[Recorded data]

════════════════

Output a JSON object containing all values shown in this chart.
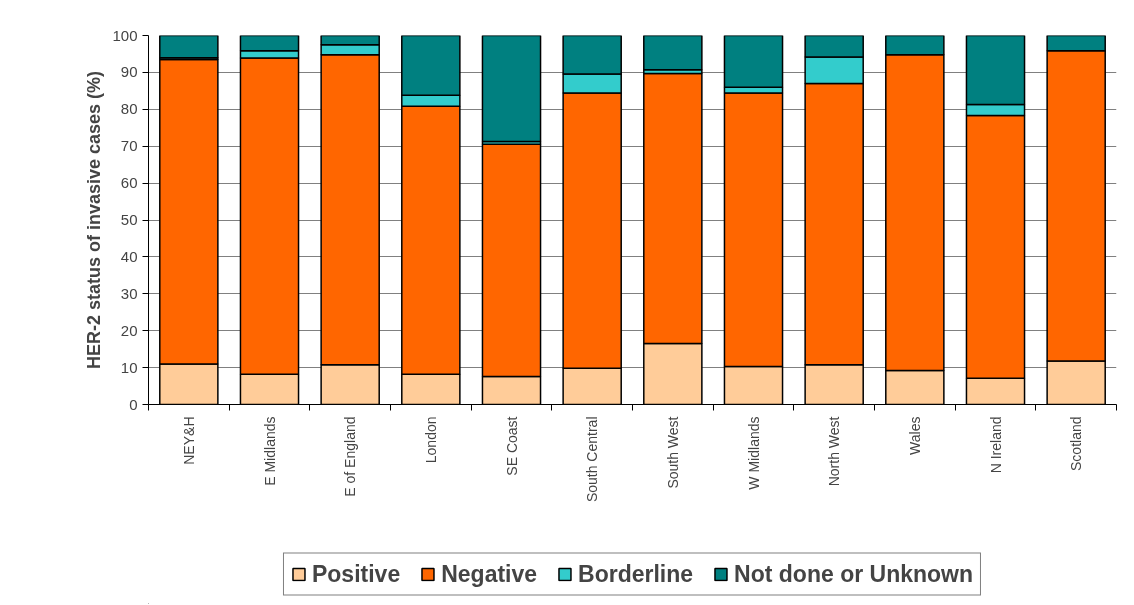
{
  "chart_data": {
    "type": "bar",
    "stacked": true,
    "ylabel": "HER-2 status of invasive cases (%)",
    "categories": [
      "NEY&H",
      "E Midlands",
      "E of England",
      "London",
      "SE Coast",
      "South Central",
      "South West",
      "W Midlands",
      "North West",
      "Wales",
      "N Ireland",
      "Scotland"
    ],
    "series": [
      {
        "name": "Positive",
        "color": "#ffcc99",
        "values": [
          11.0,
          8.2,
          10.8,
          8.2,
          7.6,
          9.8,
          16.5,
          10.3,
          10.8,
          9.2,
          7.1,
          11.8
        ]
      },
      {
        "name": "Negative",
        "color": "#ff6600",
        "values": [
          82.5,
          85.7,
          84.0,
          72.6,
          62.9,
          74.6,
          73.2,
          74.1,
          76.2,
          85.6,
          71.2,
          84.1
        ]
      },
      {
        "name": "Borderline",
        "color": "#33cccc",
        "values": [
          0.5,
          2.0,
          2.7,
          3.0,
          0.8,
          5.2,
          1.0,
          1.6,
          7.2,
          null,
          3.0,
          null
        ]
      },
      {
        "name": "Not done or Unknown",
        "color": "#008080",
        "values": [
          6.0,
          4.1,
          2.5,
          16.2,
          28.7,
          10.4,
          9.3,
          14.0,
          5.8,
          5.2,
          18.7,
          4.1
        ]
      }
    ],
    "ylim": [
      0,
      100
    ],
    "yticks": [
      0,
      10,
      20,
      30,
      40,
      50,
      60,
      70,
      80,
      90,
      100
    ],
    "grid": "y",
    "legend": "bottom"
  }
}
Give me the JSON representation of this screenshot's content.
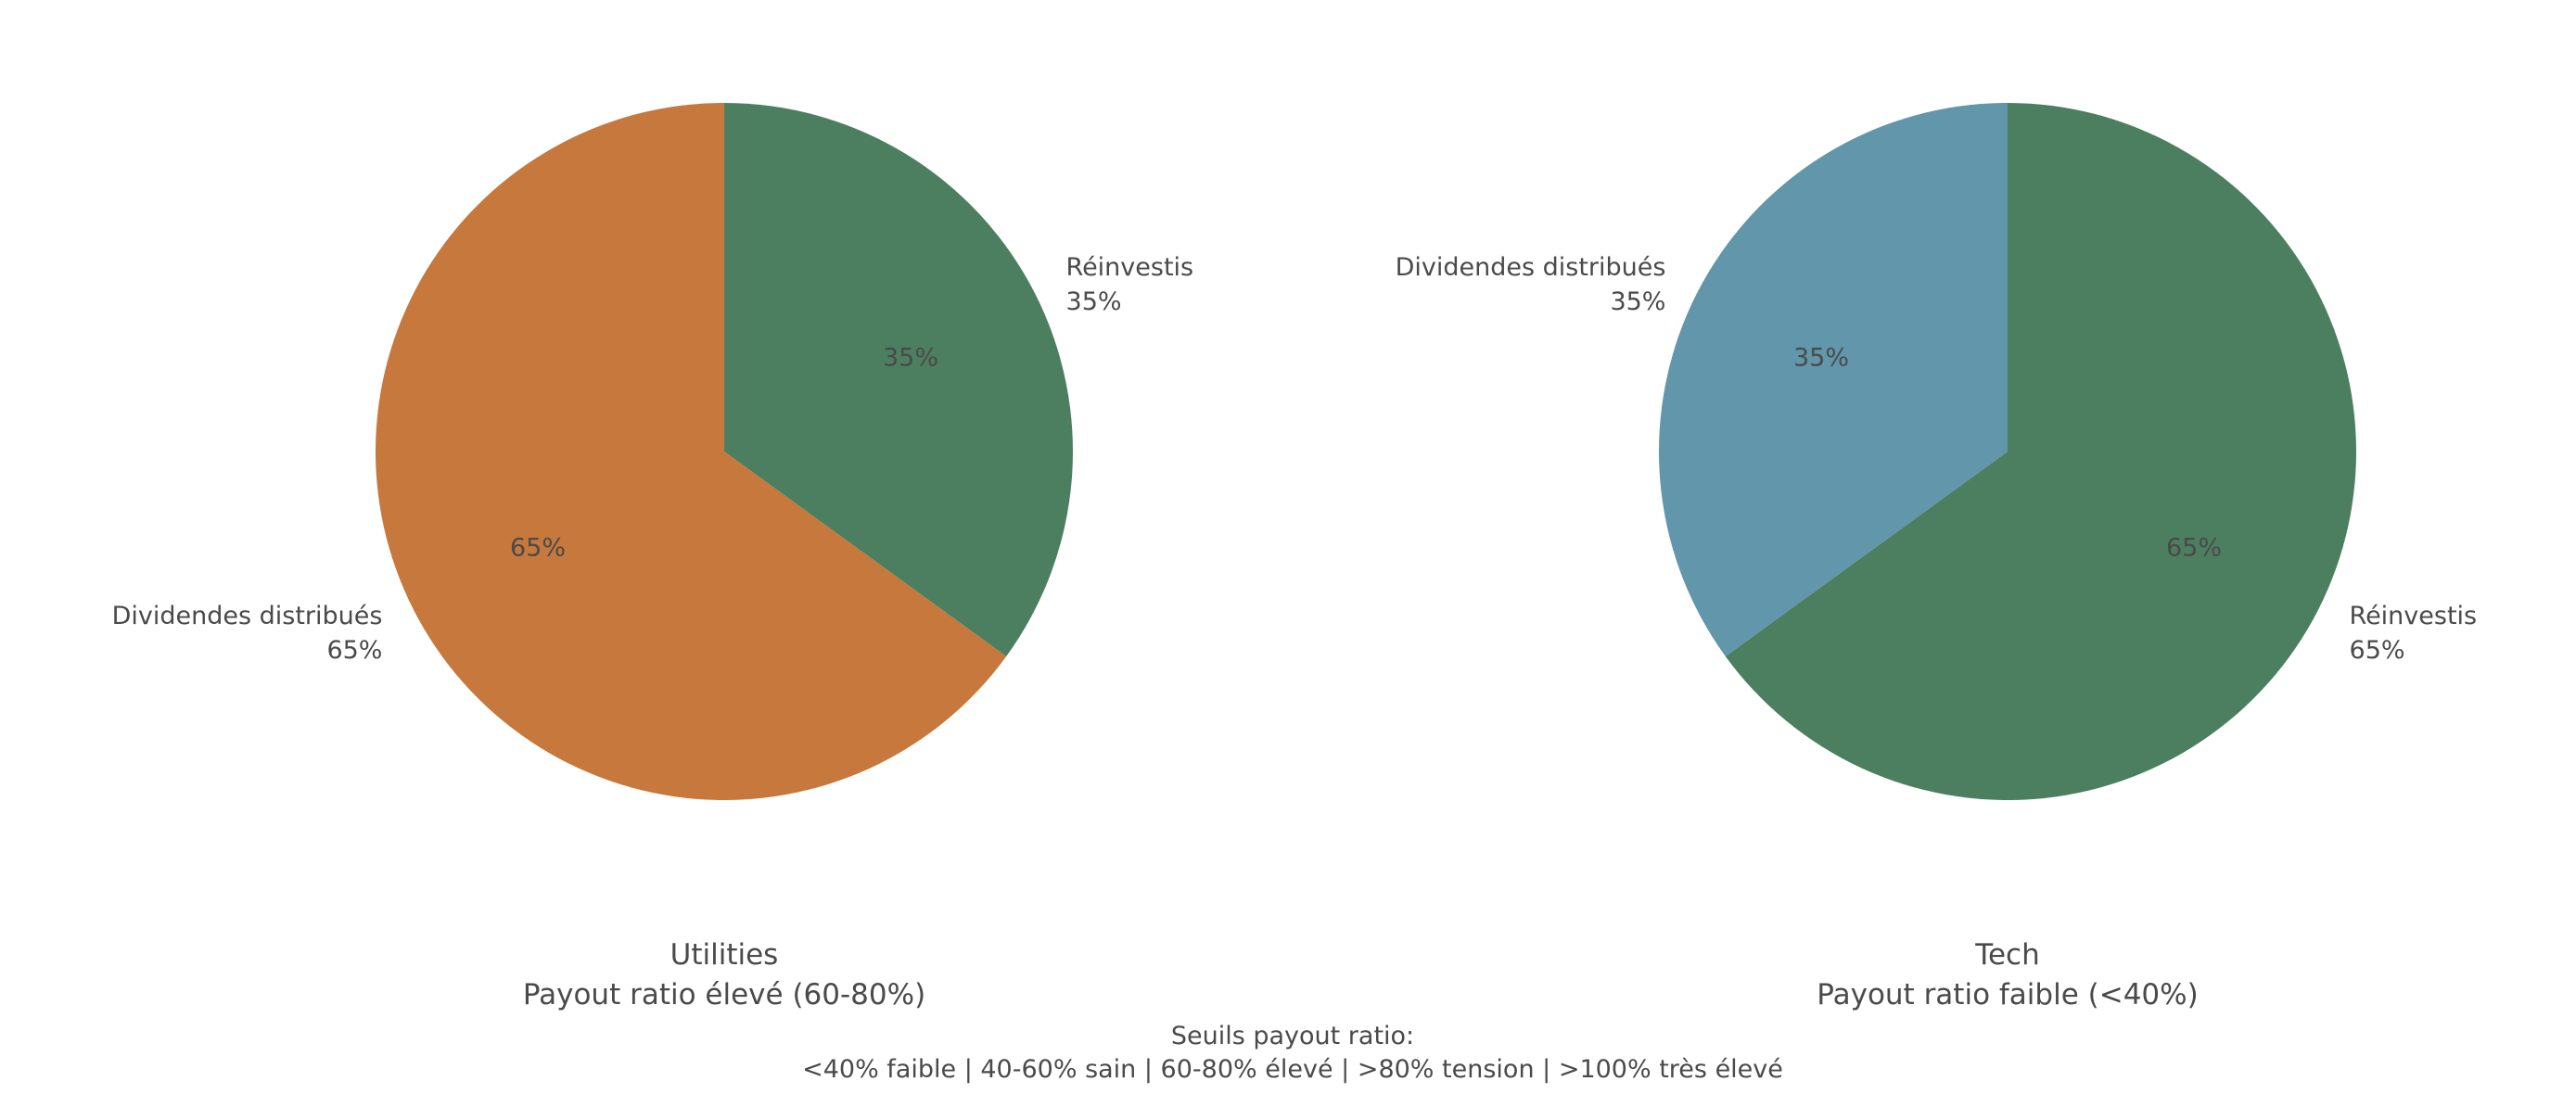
{
  "chart_data": [
    {
      "type": "pie",
      "title": "Utilities",
      "subtitle": "Payout ratio élevé (60-80%)",
      "start_angle_deg": 90,
      "direction": "counterclockwise",
      "slices": [
        {
          "label": "Dividendes distribués",
          "value": 65,
          "pct_label": "65%",
          "color": "#C6783D"
        },
        {
          "label": "Réinvestis",
          "value": 35,
          "pct_label": "35%",
          "color": "#4C7F5F"
        }
      ]
    },
    {
      "type": "pie",
      "title": "Tech",
      "subtitle": "Payout ratio faible (<40%)",
      "start_angle_deg": 90,
      "direction": "counterclockwise",
      "slices": [
        {
          "label": "Dividendes distribués",
          "value": 35,
          "pct_label": "35%",
          "color": "#6196AB"
        },
        {
          "label": "Réinvestis",
          "value": 65,
          "pct_label": "65%",
          "color": "#4C7F5F"
        }
      ]
    }
  ],
  "footer": {
    "line1": "Seuils payout ratio:",
    "line2": "<40% faible | 40-60% sain | 60-80% élevé | >80% tension | >100% très élevé"
  }
}
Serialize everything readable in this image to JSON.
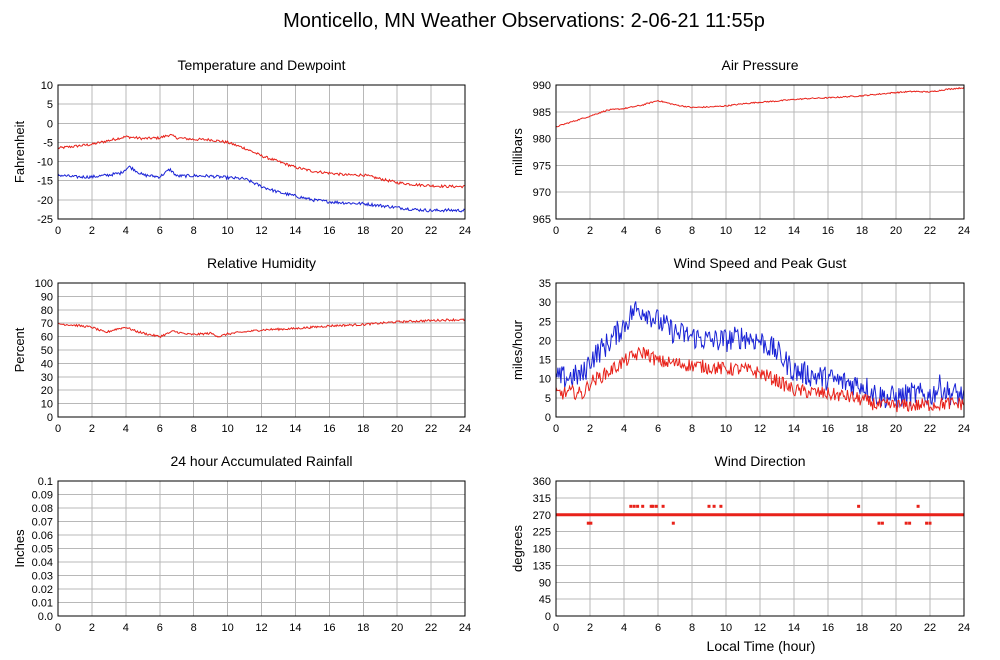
{
  "page": {
    "title": "Monticello, MN Weather Observations: 2-06-21 11:55p",
    "x_axis_label": "Local Time (hour)"
  },
  "colors": {
    "red": "#e8221a",
    "blue": "#1a23d6",
    "grid": "#b8b8b8"
  },
  "chart_data": [
    {
      "id": "temp",
      "type": "line",
      "title": "Temperature and Dewpoint",
      "ylabel": "Fahrenheit",
      "xlim": [
        0,
        24
      ],
      "ylim": [
        -25,
        10
      ],
      "yticks": [
        10,
        5,
        0,
        -5,
        -10,
        -15,
        -20,
        -25
      ],
      "xticks": [
        0,
        2,
        4,
        6,
        8,
        10,
        12,
        14,
        16,
        18,
        20,
        22,
        24
      ],
      "grid": true,
      "series": [
        {
          "color": "red",
          "noise": 0.35,
          "points": [
            [
              0,
              -6.5
            ],
            [
              1,
              -6
            ],
            [
              2,
              -5.5
            ],
            [
              3,
              -4.5
            ],
            [
              4,
              -3.5
            ],
            [
              5,
              -4
            ],
            [
              6,
              -3.8
            ],
            [
              6.6,
              -3
            ],
            [
              7,
              -3.8
            ],
            [
              8,
              -4.2
            ],
            [
              9,
              -4.3
            ],
            [
              10,
              -5
            ],
            [
              11,
              -6.5
            ],
            [
              12,
              -8.5
            ],
            [
              13,
              -10
            ],
            [
              14,
              -11.5
            ],
            [
              15,
              -12.5
            ],
            [
              16,
              -13
            ],
            [
              17,
              -13.5
            ],
            [
              18,
              -13.5
            ],
            [
              19,
              -14.5
            ],
            [
              20,
              -15.5
            ],
            [
              21,
              -16
            ],
            [
              22,
              -16.3
            ],
            [
              23,
              -16.5
            ],
            [
              24,
              -16.5
            ]
          ]
        },
        {
          "color": "blue",
          "noise": 0.4,
          "points": [
            [
              0,
              -13.5
            ],
            [
              1,
              -14
            ],
            [
              2,
              -14
            ],
            [
              3,
              -13.5
            ],
            [
              3.7,
              -13
            ],
            [
              4.2,
              -11.3
            ],
            [
              5,
              -13.5
            ],
            [
              6,
              -14
            ],
            [
              6.6,
              -12
            ],
            [
              7,
              -13.8
            ],
            [
              8,
              -13.7
            ],
            [
              9,
              -13.8
            ],
            [
              10,
              -14.2
            ],
            [
              11,
              -14.5
            ],
            [
              12,
              -16.5
            ],
            [
              13,
              -18
            ],
            [
              14,
              -19
            ],
            [
              15,
              -20
            ],
            [
              16,
              -20.5
            ],
            [
              17,
              -20.8
            ],
            [
              18,
              -21
            ],
            [
              19,
              -21.5
            ],
            [
              20,
              -22
            ],
            [
              21,
              -22.5
            ],
            [
              22,
              -22.8
            ],
            [
              23,
              -22.7
            ],
            [
              24,
              -22.8
            ]
          ]
        }
      ]
    },
    {
      "id": "pressure",
      "type": "line",
      "title": "Air Pressure",
      "ylabel": "millibars",
      "xlim": [
        0,
        24
      ],
      "ylim": [
        965,
        990
      ],
      "yticks": [
        990,
        985,
        980,
        975,
        970,
        965
      ],
      "xticks": [
        0,
        2,
        4,
        6,
        8,
        10,
        12,
        14,
        16,
        18,
        20,
        22,
        24
      ],
      "grid": true,
      "series": [
        {
          "color": "red",
          "noise": 0.12,
          "points": [
            [
              0,
              982.2
            ],
            [
              1,
              983.2
            ],
            [
              2,
              984.2
            ],
            [
              3,
              985.3
            ],
            [
              4,
              985.6
            ],
            [
              5,
              986.2
            ],
            [
              6,
              987.1
            ],
            [
              7,
              986.3
            ],
            [
              8,
              985.8
            ],
            [
              9,
              985.9
            ],
            [
              10,
              986.1
            ],
            [
              11,
              986.5
            ],
            [
              12,
              986.8
            ],
            [
              13,
              987
            ],
            [
              14,
              987.3
            ],
            [
              15,
              987.5
            ],
            [
              16,
              987.6
            ],
            [
              17,
              987.8
            ],
            [
              18,
              988
            ],
            [
              19,
              988.3
            ],
            [
              20,
              988.6
            ],
            [
              21,
              988.8
            ],
            [
              22,
              988.7
            ],
            [
              23,
              989.2
            ],
            [
              24,
              989.5
            ]
          ]
        }
      ]
    },
    {
      "id": "humidity",
      "type": "line",
      "title": "Relative Humidity",
      "ylabel": "Percent",
      "xlim": [
        0,
        24
      ],
      "ylim": [
        0,
        100
      ],
      "yticks": [
        100,
        90,
        80,
        70,
        60,
        50,
        40,
        30,
        20,
        10,
        0
      ],
      "xticks": [
        0,
        2,
        4,
        6,
        8,
        10,
        12,
        14,
        16,
        18,
        20,
        22,
        24
      ],
      "grid": true,
      "series": [
        {
          "color": "red",
          "noise": 0.8,
          "points": [
            [
              0,
              69.5
            ],
            [
              1,
              68.5
            ],
            [
              2,
              67
            ],
            [
              2.8,
              63
            ],
            [
              3.4,
              65.5
            ],
            [
              4,
              67
            ],
            [
              4.6,
              64
            ],
            [
              5.2,
              62
            ],
            [
              6,
              60
            ],
            [
              6.8,
              64
            ],
            [
              7.5,
              62
            ],
            [
              8,
              61.5
            ],
            [
              9,
              62.5
            ],
            [
              9.5,
              60
            ],
            [
              10,
              62
            ],
            [
              11,
              63.5
            ],
            [
              12,
              65
            ],
            [
              13,
              65.5
            ],
            [
              14,
              66
            ],
            [
              15,
              67
            ],
            [
              16,
              68
            ],
            [
              17,
              68.5
            ],
            [
              18,
              69
            ],
            [
              19,
              70
            ],
            [
              20,
              71
            ],
            [
              21,
              71.5
            ],
            [
              22,
              72
            ],
            [
              23,
              72.5
            ],
            [
              24,
              72.5
            ]
          ]
        }
      ]
    },
    {
      "id": "wind",
      "type": "line",
      "title": "Wind Speed and Peak Gust",
      "ylabel": "miles/hour",
      "xlim": [
        0,
        24
      ],
      "ylim": [
        0,
        35
      ],
      "yticks": [
        35,
        30,
        25,
        20,
        15,
        10,
        5,
        0
      ],
      "xticks": [
        0,
        2,
        4,
        6,
        8,
        10,
        12,
        14,
        16,
        18,
        20,
        22,
        24
      ],
      "grid": true,
      "series": [
        {
          "color": "blue",
          "noise": 3.2,
          "points": [
            [
              0,
              10
            ],
            [
              1,
              10.5
            ],
            [
              1.6,
              11
            ],
            [
              2,
              15
            ],
            [
              3,
              19
            ],
            [
              4,
              24
            ],
            [
              4.6,
              28
            ],
            [
              5.2,
              28
            ],
            [
              6,
              25
            ],
            [
              7,
              22
            ],
            [
              8,
              21
            ],
            [
              9,
              20
            ],
            [
              10,
              20
            ],
            [
              11,
              21
            ],
            [
              12,
              20
            ],
            [
              13,
              17
            ],
            [
              14,
              12
            ],
            [
              15,
              11
            ],
            [
              16,
              10
            ],
            [
              17,
              9
            ],
            [
              18,
              8.5
            ],
            [
              19,
              5.5
            ],
            [
              20,
              5
            ],
            [
              21,
              6
            ],
            [
              22,
              5.5
            ],
            [
              22.6,
              8
            ],
            [
              23,
              6.5
            ],
            [
              24,
              5.5
            ]
          ]
        },
        {
          "color": "red",
          "noise": 1.8,
          "points": [
            [
              0,
              6
            ],
            [
              1,
              6.5
            ],
            [
              1.6,
              6
            ],
            [
              2,
              9
            ],
            [
              3,
              11.5
            ],
            [
              4,
              14.5
            ],
            [
              4.6,
              16
            ],
            [
              5.2,
              17
            ],
            [
              6,
              14.5
            ],
            [
              7,
              14
            ],
            [
              8,
              13.5
            ],
            [
              9,
              13
            ],
            [
              10,
              12.5
            ],
            [
              11,
              12.5
            ],
            [
              12,
              11.5
            ],
            [
              13,
              9.5
            ],
            [
              14,
              7
            ],
            [
              15,
              6.5
            ],
            [
              16,
              6
            ],
            [
              17,
              5.5
            ],
            [
              18,
              4.5
            ],
            [
              19,
              3
            ],
            [
              20,
              3
            ],
            [
              21,
              3
            ],
            [
              22,
              3.2
            ],
            [
              23,
              3.5
            ],
            [
              24,
              3.5
            ]
          ]
        }
      ]
    },
    {
      "id": "rain",
      "type": "line",
      "title": "24 hour Accumulated Rainfall",
      "ylabel": "Inches",
      "xlim": [
        0,
        24
      ],
      "ylim": [
        0,
        0.1
      ],
      "yticks": [
        0.1,
        0.09,
        0.08,
        0.07,
        0.06,
        0.05,
        0.04,
        0.03,
        0.02,
        0.01,
        "0.0"
      ],
      "xticks": [
        0,
        2,
        4,
        6,
        8,
        10,
        12,
        14,
        16,
        18,
        20,
        22,
        24
      ],
      "grid": true,
      "series": [
        {
          "color": "red",
          "noise": 0,
          "points": [
            [
              0,
              0
            ],
            [
              24,
              0
            ]
          ]
        }
      ]
    },
    {
      "id": "direction",
      "type": "scatter",
      "title": "Wind Direction",
      "ylabel": "degrees",
      "xlim": [
        0,
        24
      ],
      "ylim": [
        0,
        360
      ],
      "yticks": [
        360,
        315,
        270,
        225,
        180,
        135,
        90,
        45,
        0
      ],
      "xticks": [
        0,
        2,
        4,
        6,
        8,
        10,
        12,
        14,
        16,
        18,
        20,
        22,
        24
      ],
      "grid": true,
      "baseline": {
        "color": "red",
        "value": 270
      },
      "series": [
        {
          "color": "red",
          "points": [
            [
              1.9,
              247.5
            ],
            [
              2.05,
              247.5
            ],
            [
              4.4,
              292.5
            ],
            [
              4.6,
              292.5
            ],
            [
              4.8,
              292.5
            ],
            [
              5.1,
              292.5
            ],
            [
              5.6,
              292.5
            ],
            [
              5.7,
              292.5
            ],
            [
              5.9,
              292.5
            ],
            [
              6.3,
              292.5
            ],
            [
              6.9,
              247.5
            ],
            [
              9.0,
              292.5
            ],
            [
              9.3,
              292.5
            ],
            [
              9.7,
              292.5
            ],
            [
              17.8,
              292.5
            ],
            [
              19.0,
              247.5
            ],
            [
              19.2,
              247.5
            ],
            [
              20.6,
              247.5
            ],
            [
              20.8,
              247.5
            ],
            [
              21.3,
              292.5
            ],
            [
              21.8,
              247.5
            ],
            [
              22.0,
              247.5
            ]
          ]
        }
      ]
    }
  ]
}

════════════════

Aim.
In the entries above, count each line with "ylabel"; reply with the total only.

Response below.
7